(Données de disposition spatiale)
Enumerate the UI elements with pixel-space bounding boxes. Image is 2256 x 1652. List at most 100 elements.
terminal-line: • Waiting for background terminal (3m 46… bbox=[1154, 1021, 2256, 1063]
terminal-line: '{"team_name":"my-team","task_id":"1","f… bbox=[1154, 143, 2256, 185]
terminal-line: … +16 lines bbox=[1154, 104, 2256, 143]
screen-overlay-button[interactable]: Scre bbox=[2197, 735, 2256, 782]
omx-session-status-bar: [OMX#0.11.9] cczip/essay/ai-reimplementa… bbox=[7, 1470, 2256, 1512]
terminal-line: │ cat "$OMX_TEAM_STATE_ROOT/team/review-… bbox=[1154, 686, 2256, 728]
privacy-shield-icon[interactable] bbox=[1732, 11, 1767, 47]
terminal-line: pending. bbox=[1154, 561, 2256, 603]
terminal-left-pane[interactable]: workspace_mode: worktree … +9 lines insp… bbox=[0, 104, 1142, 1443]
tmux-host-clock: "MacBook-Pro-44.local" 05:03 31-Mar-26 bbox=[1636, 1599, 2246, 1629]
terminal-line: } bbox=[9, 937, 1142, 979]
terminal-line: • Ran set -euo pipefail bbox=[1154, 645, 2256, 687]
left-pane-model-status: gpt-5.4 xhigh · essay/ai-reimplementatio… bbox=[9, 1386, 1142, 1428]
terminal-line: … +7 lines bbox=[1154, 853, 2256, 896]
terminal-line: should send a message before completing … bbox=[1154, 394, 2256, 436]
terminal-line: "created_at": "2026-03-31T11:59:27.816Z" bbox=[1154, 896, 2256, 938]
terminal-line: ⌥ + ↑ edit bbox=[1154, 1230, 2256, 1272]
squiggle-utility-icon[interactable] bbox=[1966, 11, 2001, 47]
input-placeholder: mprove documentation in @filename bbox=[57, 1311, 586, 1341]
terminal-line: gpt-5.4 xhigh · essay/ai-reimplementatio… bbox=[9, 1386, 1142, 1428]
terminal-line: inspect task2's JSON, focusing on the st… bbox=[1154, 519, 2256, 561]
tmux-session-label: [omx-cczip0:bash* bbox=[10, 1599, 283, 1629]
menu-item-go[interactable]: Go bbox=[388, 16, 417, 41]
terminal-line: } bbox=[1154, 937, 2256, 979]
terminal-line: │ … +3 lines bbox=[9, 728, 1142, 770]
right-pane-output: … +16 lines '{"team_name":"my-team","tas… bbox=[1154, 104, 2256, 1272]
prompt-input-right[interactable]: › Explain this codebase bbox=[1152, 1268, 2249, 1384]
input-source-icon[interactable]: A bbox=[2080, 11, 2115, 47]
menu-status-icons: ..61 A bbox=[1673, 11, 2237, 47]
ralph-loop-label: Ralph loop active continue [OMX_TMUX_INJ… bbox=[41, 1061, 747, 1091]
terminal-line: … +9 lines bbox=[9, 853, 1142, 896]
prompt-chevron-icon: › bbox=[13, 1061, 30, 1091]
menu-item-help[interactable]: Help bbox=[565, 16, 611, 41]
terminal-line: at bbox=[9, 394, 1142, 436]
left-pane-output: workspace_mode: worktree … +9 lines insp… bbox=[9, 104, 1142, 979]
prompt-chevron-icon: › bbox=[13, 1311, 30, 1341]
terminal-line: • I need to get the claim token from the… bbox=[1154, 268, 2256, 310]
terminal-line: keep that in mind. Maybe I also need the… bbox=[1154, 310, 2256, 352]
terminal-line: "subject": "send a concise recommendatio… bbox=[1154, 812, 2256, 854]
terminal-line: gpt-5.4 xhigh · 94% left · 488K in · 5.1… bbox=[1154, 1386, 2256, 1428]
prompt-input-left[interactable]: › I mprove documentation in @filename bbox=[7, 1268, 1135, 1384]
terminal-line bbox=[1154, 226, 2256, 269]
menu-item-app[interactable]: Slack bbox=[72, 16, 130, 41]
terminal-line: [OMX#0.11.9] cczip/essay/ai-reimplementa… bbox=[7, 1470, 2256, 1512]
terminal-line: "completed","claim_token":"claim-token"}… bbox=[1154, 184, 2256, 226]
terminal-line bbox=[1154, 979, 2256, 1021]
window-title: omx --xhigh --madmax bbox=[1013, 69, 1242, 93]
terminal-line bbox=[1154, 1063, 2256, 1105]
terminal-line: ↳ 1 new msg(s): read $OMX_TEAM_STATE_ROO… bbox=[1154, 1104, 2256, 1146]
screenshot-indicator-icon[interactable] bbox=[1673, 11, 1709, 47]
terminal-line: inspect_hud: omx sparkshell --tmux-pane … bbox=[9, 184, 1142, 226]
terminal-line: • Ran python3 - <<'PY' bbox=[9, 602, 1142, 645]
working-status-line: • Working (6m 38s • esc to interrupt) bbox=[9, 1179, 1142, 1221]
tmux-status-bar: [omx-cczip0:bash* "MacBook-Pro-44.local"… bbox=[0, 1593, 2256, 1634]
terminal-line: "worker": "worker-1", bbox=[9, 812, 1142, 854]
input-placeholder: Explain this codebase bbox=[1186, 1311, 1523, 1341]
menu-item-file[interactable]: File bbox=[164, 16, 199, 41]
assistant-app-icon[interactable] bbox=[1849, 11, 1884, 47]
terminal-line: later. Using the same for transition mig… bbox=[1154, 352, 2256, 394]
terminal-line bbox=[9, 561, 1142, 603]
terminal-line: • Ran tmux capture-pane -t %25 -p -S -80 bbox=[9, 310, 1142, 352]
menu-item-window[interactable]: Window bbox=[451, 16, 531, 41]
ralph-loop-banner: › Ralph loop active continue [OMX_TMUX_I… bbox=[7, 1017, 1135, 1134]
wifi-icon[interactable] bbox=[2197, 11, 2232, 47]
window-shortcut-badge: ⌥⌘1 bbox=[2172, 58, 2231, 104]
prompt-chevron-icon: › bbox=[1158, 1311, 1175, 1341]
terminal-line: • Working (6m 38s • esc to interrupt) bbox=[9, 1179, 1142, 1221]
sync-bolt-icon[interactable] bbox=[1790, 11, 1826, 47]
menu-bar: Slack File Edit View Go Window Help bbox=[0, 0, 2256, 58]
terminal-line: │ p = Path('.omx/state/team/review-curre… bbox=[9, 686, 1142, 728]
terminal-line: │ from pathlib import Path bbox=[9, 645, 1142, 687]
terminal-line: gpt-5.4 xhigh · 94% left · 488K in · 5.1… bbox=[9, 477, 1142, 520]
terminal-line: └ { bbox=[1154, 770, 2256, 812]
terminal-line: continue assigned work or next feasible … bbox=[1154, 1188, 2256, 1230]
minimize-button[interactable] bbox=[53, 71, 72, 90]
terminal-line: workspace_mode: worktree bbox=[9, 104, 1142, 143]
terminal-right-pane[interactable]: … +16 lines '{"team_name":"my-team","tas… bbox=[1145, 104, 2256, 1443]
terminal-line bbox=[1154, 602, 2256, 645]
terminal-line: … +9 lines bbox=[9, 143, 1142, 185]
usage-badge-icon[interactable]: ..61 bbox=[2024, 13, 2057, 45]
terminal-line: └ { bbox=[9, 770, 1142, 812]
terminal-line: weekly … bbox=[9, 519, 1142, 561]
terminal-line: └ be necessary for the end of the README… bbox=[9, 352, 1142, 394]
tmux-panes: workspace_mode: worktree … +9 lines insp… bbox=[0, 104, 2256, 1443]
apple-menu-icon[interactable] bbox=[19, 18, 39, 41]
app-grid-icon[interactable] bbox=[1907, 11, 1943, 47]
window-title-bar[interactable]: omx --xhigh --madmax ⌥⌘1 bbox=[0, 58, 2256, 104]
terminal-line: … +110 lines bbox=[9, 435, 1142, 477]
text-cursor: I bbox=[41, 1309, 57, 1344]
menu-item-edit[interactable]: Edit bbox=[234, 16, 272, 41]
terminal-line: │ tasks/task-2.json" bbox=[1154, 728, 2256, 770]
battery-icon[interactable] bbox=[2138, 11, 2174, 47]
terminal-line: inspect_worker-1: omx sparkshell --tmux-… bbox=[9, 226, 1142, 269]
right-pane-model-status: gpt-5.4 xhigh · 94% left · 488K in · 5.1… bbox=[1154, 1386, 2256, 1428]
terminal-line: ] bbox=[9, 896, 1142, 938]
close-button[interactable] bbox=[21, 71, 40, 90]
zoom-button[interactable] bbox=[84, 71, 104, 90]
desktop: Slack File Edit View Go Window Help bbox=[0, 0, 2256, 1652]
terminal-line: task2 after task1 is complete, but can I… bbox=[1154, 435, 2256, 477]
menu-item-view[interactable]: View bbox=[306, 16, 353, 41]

* **TRAVAIL À RÉALISER**: Recopiez à l'identique, s'il vous plaît, le passage de la liste qui va de son début jusqu'à la ligne contenant « terminal-line: │ cat », ces deux bornes comprises.

* **RÉPONSE À L'EXERCICE**:
Enumerate the UI elements with pixel-space bounding boxes. Image is 2256 x 1652. List at most 100 elements.
terminal-line: • Waiting for background terminal (3m 46… bbox=[1154, 1021, 2256, 1063]
terminal-line: '{"team_name":"my-team","task_id":"1","f… bbox=[1154, 143, 2256, 185]
terminal-line: … +16 lines bbox=[1154, 104, 2256, 143]
screen-overlay-button[interactable]: Scre bbox=[2197, 735, 2256, 782]
omx-session-status-bar: [OMX#0.11.9] cczip/essay/ai-reimplementa… bbox=[7, 1470, 2256, 1512]
terminal-line: │ cat "$OMX_TEAM_STATE_ROOT/team/review-… bbox=[1154, 686, 2256, 728]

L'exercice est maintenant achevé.